▸ **Entries supplied**
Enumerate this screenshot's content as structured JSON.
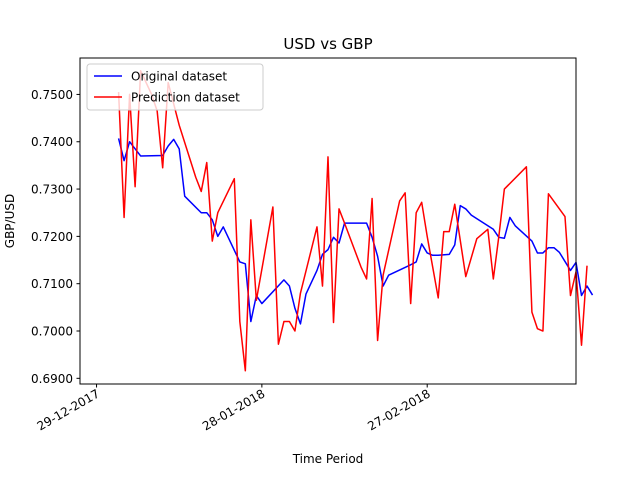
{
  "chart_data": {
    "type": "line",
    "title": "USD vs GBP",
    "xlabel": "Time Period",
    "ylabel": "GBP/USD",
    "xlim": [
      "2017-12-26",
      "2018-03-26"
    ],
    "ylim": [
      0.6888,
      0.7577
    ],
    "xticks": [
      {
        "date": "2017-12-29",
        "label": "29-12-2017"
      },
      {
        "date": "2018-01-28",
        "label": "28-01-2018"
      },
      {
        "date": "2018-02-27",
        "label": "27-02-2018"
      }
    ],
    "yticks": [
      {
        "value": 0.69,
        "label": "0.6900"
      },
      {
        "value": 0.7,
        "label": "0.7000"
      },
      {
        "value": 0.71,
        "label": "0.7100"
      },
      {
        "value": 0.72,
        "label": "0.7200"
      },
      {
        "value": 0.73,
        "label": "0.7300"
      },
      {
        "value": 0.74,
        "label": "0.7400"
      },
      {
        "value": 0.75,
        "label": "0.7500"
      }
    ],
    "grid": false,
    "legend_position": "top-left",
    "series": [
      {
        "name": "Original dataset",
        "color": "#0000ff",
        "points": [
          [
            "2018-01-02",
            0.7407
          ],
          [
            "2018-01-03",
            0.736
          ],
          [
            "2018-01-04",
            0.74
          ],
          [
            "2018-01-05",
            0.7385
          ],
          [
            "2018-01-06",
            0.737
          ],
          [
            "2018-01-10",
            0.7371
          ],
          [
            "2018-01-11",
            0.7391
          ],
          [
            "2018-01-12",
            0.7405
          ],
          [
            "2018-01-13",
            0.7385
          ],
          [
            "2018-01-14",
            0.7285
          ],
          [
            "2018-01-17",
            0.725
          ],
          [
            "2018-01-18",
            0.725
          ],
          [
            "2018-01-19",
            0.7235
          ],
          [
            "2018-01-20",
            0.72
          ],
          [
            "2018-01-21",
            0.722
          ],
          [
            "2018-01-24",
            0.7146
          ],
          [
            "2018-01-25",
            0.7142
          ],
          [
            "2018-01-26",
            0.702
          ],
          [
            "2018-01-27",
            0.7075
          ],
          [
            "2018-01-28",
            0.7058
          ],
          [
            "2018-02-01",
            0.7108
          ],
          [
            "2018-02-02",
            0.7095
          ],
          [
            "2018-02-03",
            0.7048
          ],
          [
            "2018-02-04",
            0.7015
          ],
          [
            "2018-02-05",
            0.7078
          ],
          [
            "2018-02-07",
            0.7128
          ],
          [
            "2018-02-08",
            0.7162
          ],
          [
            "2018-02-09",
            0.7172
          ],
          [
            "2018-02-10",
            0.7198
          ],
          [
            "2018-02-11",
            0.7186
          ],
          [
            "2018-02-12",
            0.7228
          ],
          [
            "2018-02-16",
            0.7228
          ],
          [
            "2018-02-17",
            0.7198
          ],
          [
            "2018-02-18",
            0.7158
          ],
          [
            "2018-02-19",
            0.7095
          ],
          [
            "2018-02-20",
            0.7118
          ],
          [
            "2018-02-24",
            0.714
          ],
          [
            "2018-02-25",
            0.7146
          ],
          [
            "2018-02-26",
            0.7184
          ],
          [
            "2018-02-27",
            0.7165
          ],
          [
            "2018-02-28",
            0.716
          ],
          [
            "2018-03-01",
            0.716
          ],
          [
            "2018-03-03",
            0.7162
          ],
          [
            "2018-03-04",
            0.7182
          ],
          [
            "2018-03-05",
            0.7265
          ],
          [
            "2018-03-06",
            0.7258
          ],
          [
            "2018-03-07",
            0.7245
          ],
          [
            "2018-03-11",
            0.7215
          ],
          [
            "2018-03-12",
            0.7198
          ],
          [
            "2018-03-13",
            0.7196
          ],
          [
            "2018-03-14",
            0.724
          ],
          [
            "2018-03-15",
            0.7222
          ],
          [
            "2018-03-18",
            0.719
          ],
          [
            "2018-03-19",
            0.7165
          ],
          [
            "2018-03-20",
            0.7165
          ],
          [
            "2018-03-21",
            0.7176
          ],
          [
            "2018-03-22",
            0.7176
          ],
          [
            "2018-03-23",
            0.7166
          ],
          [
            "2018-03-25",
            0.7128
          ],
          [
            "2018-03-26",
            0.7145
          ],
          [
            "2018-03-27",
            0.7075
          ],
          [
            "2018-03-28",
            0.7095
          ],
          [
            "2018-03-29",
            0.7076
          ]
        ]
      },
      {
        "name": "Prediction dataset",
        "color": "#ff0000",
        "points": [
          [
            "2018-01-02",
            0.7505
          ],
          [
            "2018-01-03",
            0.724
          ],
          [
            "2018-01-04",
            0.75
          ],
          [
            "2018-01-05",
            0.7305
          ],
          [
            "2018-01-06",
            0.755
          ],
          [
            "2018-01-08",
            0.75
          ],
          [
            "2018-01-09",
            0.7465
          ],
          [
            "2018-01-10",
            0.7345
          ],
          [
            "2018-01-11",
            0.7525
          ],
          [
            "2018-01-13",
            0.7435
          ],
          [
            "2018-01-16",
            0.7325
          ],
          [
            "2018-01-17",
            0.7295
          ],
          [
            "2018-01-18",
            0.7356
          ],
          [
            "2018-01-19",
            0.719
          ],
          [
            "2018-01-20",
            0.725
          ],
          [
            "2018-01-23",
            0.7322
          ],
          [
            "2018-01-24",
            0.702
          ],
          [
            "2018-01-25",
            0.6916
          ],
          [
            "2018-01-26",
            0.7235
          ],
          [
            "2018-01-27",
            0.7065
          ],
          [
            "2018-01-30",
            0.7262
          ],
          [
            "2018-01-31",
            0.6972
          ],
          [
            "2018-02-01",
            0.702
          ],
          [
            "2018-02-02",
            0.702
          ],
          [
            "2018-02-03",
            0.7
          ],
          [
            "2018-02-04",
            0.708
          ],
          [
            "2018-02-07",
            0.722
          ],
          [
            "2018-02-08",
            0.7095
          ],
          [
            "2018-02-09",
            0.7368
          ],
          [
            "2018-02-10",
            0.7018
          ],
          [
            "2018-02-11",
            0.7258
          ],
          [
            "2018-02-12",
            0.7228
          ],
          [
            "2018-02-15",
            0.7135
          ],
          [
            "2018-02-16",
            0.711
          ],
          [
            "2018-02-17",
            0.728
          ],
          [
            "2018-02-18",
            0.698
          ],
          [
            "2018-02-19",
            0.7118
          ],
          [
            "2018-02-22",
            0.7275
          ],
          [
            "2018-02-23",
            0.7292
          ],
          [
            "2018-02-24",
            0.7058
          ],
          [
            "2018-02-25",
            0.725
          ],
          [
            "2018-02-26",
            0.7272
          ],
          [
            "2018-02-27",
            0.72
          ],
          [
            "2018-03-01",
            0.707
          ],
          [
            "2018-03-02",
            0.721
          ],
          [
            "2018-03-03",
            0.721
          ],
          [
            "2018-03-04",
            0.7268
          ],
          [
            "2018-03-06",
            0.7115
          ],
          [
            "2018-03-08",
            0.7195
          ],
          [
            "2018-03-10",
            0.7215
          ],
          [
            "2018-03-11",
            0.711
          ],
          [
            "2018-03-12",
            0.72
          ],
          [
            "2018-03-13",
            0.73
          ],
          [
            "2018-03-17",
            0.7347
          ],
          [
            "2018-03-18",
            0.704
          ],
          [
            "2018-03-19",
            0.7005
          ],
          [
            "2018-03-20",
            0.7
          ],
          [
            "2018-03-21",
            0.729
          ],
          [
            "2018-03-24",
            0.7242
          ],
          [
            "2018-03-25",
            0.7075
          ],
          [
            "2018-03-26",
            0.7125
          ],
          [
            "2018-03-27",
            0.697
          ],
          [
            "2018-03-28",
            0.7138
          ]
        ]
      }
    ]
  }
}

▸ **Task to complete**
Drop the pictures and reproduce the rest of the entries above exactly.

▸ **The completed task**
Enumerate this screenshot's content as structured JSON.
{
  "chart_data": {
    "type": "line",
    "title": "USD vs GBP",
    "xlabel": "Time Period",
    "ylabel": "GBP/USD",
    "xlim": [
      "2017-12-26",
      "2018-03-26"
    ],
    "ylim": [
      0.6888,
      0.7577
    ],
    "xticks": [
      {
        "date": "2017-12-29",
        "label": "29-12-2017"
      },
      {
        "date": "2018-01-28",
        "label": "28-01-2018"
      },
      {
        "date": "2018-02-27",
        "label": "27-02-2018"
      }
    ],
    "yticks": [
      {
        "value": 0.69,
        "label": "0.6900"
      },
      {
        "value": 0.7,
        "label": "0.7000"
      },
      {
        "value": 0.71,
        "label": "0.7100"
      },
      {
        "value": 0.72,
        "label": "0.7200"
      },
      {
        "value": 0.73,
        "label": "0.7300"
      },
      {
        "value": 0.74,
        "label": "0.7400"
      },
      {
        "value": 0.75,
        "label": "0.7500"
      }
    ],
    "grid": false,
    "legend_position": "top-left",
    "series": [
      {
        "name": "Original dataset",
        "color": "#0000ff",
        "points": [
          [
            "2018-01-02",
            0.7407
          ],
          [
            "2018-01-03",
            0.736
          ],
          [
            "2018-01-04",
            0.74
          ],
          [
            "2018-01-05",
            0.7385
          ],
          [
            "2018-01-06",
            0.737
          ],
          [
            "2018-01-10",
            0.7371
          ],
          [
            "2018-01-11",
            0.7391
          ],
          [
            "2018-01-12",
            0.7405
          ],
          [
            "2018-01-13",
            0.7385
          ],
          [
            "2018-01-14",
            0.7285
          ],
          [
            "2018-01-17",
            0.725
          ],
          [
            "2018-01-18",
            0.725
          ],
          [
            "2018-01-19",
            0.7235
          ],
          [
            "2018-01-20",
            0.72
          ],
          [
            "2018-01-21",
            0.722
          ],
          [
            "2018-01-24",
            0.7146
          ],
          [
            "2018-01-25",
            0.7142
          ],
          [
            "2018-01-26",
            0.702
          ],
          [
            "2018-01-27",
            0.7075
          ],
          [
            "2018-01-28",
            0.7058
          ],
          [
            "2018-02-01",
            0.7108
          ],
          [
            "2018-02-02",
            0.7095
          ],
          [
            "2018-02-03",
            0.7048
          ],
          [
            "2018-02-04",
            0.7015
          ],
          [
            "2018-02-05",
            0.7078
          ],
          [
            "2018-02-07",
            0.7128
          ],
          [
            "2018-02-08",
            0.7162
          ],
          [
            "2018-02-09",
            0.7172
          ],
          [
            "2018-02-10",
            0.7198
          ],
          [
            "2018-02-11",
            0.7186
          ],
          [
            "2018-02-12",
            0.7228
          ],
          [
            "2018-02-16",
            0.7228
          ],
          [
            "2018-02-17",
            0.7198
          ],
          [
            "2018-02-18",
            0.7158
          ],
          [
            "2018-02-19",
            0.7095
          ],
          [
            "2018-02-20",
            0.7118
          ],
          [
            "2018-02-24",
            0.714
          ],
          [
            "2018-02-25",
            0.7146
          ],
          [
            "2018-02-26",
            0.7184
          ],
          [
            "2018-02-27",
            0.7165
          ],
          [
            "2018-02-28",
            0.716
          ],
          [
            "2018-03-01",
            0.716
          ],
          [
            "2018-03-03",
            0.7162
          ],
          [
            "2018-03-04",
            0.7182
          ],
          [
            "2018-03-05",
            0.7265
          ],
          [
            "2018-03-06",
            0.7258
          ],
          [
            "2018-03-07",
            0.7245
          ],
          [
            "2018-03-11",
            0.7215
          ],
          [
            "2018-03-12",
            0.7198
          ],
          [
            "2018-03-13",
            0.7196
          ],
          [
            "2018-03-14",
            0.724
          ],
          [
            "2018-03-15",
            0.7222
          ],
          [
            "2018-03-18",
            0.719
          ],
          [
            "2018-03-19",
            0.7165
          ],
          [
            "2018-03-20",
            0.7165
          ],
          [
            "2018-03-21",
            0.7176
          ],
          [
            "2018-03-22",
            0.7176
          ],
          [
            "2018-03-23",
            0.7166
          ],
          [
            "2018-03-25",
            0.7128
          ],
          [
            "2018-03-26",
            0.7145
          ],
          [
            "2018-03-27",
            0.7075
          ],
          [
            "2018-03-28",
            0.7095
          ],
          [
            "2018-03-29",
            0.7076
          ]
        ]
      },
      {
        "name": "Prediction dataset",
        "color": "#ff0000",
        "points": [
          [
            "2018-01-02",
            0.7505
          ],
          [
            "2018-01-03",
            0.724
          ],
          [
            "2018-01-04",
            0.75
          ],
          [
            "2018-01-05",
            0.7305
          ],
          [
            "2018-01-06",
            0.755
          ],
          [
            "2018-01-08",
            0.75
          ],
          [
            "2018-01-09",
            0.7465
          ],
          [
            "2018-01-10",
            0.7345
          ],
          [
            "2018-01-11",
            0.7525
          ],
          [
            "2018-01-13",
            0.7435
          ],
          [
            "2018-01-16",
            0.7325
          ],
          [
            "2018-01-17",
            0.7295
          ],
          [
            "2018-01-18",
            0.7356
          ],
          [
            "2018-01-19",
            0.719
          ],
          [
            "2018-01-20",
            0.725
          ],
          [
            "2018-01-23",
            0.7322
          ],
          [
            "2018-01-24",
            0.702
          ],
          [
            "2018-01-25",
            0.6916
          ],
          [
            "2018-01-26",
            0.7235
          ],
          [
            "2018-01-27",
            0.7065
          ],
          [
            "2018-01-30",
            0.7262
          ],
          [
            "2018-01-31",
            0.6972
          ],
          [
            "2018-02-01",
            0.702
          ],
          [
            "2018-02-02",
            0.702
          ],
          [
            "2018-02-03",
            0.7
          ],
          [
            "2018-02-04",
            0.708
          ],
          [
            "2018-02-07",
            0.722
          ],
          [
            "2018-02-08",
            0.7095
          ],
          [
            "2018-02-09",
            0.7368
          ],
          [
            "2018-02-10",
            0.7018
          ],
          [
            "2018-02-11",
            0.7258
          ],
          [
            "2018-02-12",
            0.7228
          ],
          [
            "2018-02-15",
            0.7135
          ],
          [
            "2018-02-16",
            0.711
          ],
          [
            "2018-02-17",
            0.728
          ],
          [
            "2018-02-18",
            0.698
          ],
          [
            "2018-02-19",
            0.7118
          ],
          [
            "2018-02-22",
            0.7275
          ],
          [
            "2018-02-23",
            0.7292
          ],
          [
            "2018-02-24",
            0.7058
          ],
          [
            "2018-02-25",
            0.725
          ],
          [
            "2018-02-26",
            0.7272
          ],
          [
            "2018-02-27",
            0.72
          ],
          [
            "2018-03-01",
            0.707
          ],
          [
            "2018-03-02",
            0.721
          ],
          [
            "2018-03-03",
            0.721
          ],
          [
            "2018-03-04",
            0.7268
          ],
          [
            "2018-03-06",
            0.7115
          ],
          [
            "2018-03-08",
            0.7195
          ],
          [
            "2018-03-10",
            0.7215
          ],
          [
            "2018-03-11",
            0.711
          ],
          [
            "2018-03-12",
            0.72
          ],
          [
            "2018-03-13",
            0.73
          ],
          [
            "2018-03-17",
            0.7347
          ],
          [
            "2018-03-18",
            0.704
          ],
          [
            "2018-03-19",
            0.7005
          ],
          [
            "2018-03-20",
            0.7
          ],
          [
            "2018-03-21",
            0.729
          ],
          [
            "2018-03-24",
            0.7242
          ],
          [
            "2018-03-25",
            0.7075
          ],
          [
            "2018-03-26",
            0.7125
          ],
          [
            "2018-03-27",
            0.697
          ],
          [
            "2018-03-28",
            0.7138
          ]
        ]
      }
    ]
  }
}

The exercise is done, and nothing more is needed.